→ Saved entries

== == ==

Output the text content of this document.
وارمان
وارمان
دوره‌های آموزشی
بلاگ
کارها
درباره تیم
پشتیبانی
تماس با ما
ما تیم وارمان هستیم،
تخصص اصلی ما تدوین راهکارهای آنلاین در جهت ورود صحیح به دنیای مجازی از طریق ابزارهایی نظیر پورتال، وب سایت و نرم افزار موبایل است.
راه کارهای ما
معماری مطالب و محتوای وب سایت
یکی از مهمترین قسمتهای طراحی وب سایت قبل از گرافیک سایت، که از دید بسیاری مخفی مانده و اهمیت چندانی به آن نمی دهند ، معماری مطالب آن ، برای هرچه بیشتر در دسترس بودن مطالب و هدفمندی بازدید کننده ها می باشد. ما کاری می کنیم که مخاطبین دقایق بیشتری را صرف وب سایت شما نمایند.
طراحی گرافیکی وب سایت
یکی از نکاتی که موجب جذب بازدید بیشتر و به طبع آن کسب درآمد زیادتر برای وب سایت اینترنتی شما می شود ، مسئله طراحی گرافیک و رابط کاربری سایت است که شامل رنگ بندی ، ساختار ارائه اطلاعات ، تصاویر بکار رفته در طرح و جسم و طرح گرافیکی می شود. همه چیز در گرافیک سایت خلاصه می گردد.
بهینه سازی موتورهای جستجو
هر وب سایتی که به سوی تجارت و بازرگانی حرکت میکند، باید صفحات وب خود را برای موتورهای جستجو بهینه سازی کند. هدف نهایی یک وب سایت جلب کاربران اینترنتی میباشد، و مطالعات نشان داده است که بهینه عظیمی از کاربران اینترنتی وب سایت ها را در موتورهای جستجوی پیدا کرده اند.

== == ==

→ What is asked
Pull every line containing the word "معماری" out of the entries above.

→ Correct output
معماری مطالب و محتوای وب سایت
یکی از مهمترین قسمتهای طراحی وب سایت قبل از گرافیک سایت، که از دید بسیاری مخفی مانده و اهمیت چندانی به آن نمی دهند ، معماری مطالب آن ، برای هرچه بیشتر در دسترس بودن مطالب و هدفمندی بازدید کننده ها می باشد. ما کاری می کنیم که مخاطبین دقایق بیشتری را صرف وب سایت شما نمایند.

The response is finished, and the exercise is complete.